* [Task brief]
Set out every line bearing the string "修补篷布".

Source records
************

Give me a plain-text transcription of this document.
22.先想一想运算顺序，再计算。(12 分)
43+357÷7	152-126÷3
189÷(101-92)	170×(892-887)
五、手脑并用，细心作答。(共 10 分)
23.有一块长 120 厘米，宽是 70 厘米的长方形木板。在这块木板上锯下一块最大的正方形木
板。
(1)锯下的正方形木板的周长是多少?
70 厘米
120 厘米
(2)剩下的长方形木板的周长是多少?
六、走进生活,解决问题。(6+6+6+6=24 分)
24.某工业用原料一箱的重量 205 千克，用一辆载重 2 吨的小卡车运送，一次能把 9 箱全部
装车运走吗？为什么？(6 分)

************

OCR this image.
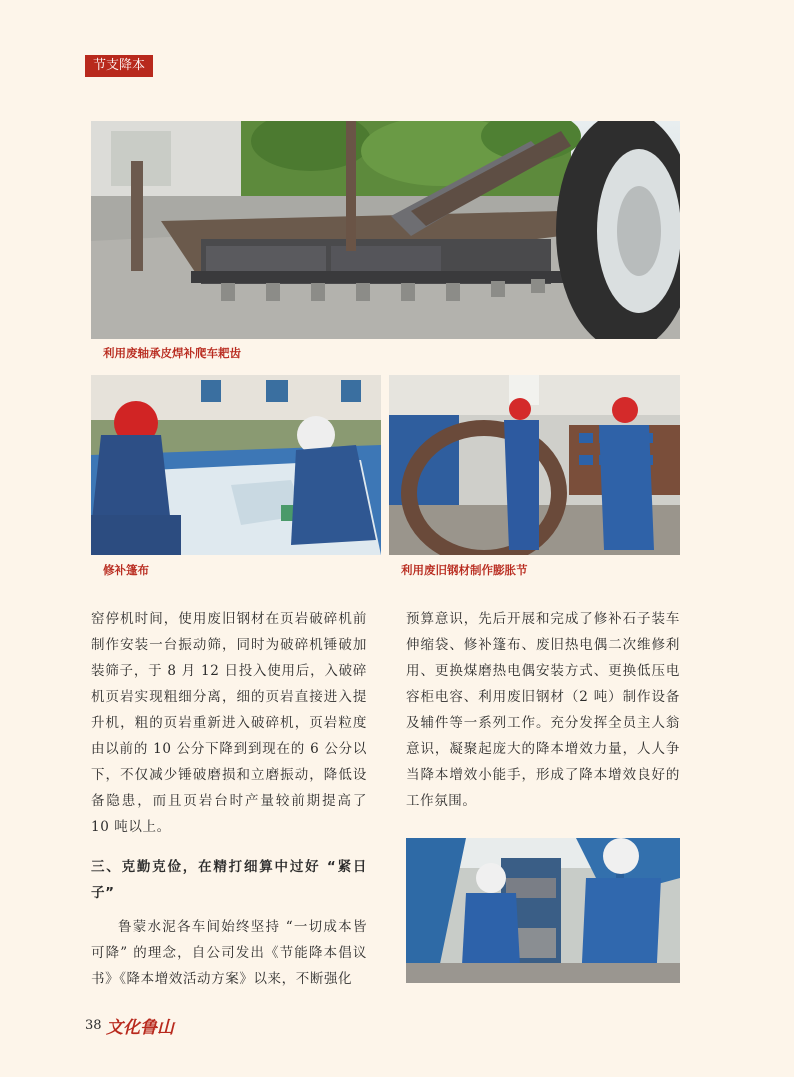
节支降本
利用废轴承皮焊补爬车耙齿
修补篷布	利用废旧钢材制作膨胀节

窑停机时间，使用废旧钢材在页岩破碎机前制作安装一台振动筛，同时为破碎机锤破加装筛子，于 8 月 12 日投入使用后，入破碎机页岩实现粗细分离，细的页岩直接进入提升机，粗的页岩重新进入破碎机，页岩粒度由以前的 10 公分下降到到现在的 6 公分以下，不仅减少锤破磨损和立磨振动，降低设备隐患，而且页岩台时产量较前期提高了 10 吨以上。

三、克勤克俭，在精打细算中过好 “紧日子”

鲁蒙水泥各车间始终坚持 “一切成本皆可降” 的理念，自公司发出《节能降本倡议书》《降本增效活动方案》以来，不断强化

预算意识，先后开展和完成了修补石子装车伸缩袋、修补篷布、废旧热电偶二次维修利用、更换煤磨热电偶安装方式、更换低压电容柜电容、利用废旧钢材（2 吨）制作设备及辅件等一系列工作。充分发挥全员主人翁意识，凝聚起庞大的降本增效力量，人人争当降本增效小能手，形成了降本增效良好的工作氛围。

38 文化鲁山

************

* [Answer to the exercise]
修补篷布	利用废旧钢材制作膨胀节
预算意识，先后开展和完成了修补石子装车伸缩袋、修补篷布、废旧热电偶二次维修利用、更换煤磨热电偶安装方式、更换低压电容柜电容、利用废旧钢材（2 吨）制作设备及辅件等一系列工作。充分发挥全员主人翁意识，凝聚起庞大的降本增效力量，人人争当降本增效小能手，形成了降本增效良好的工作氛围。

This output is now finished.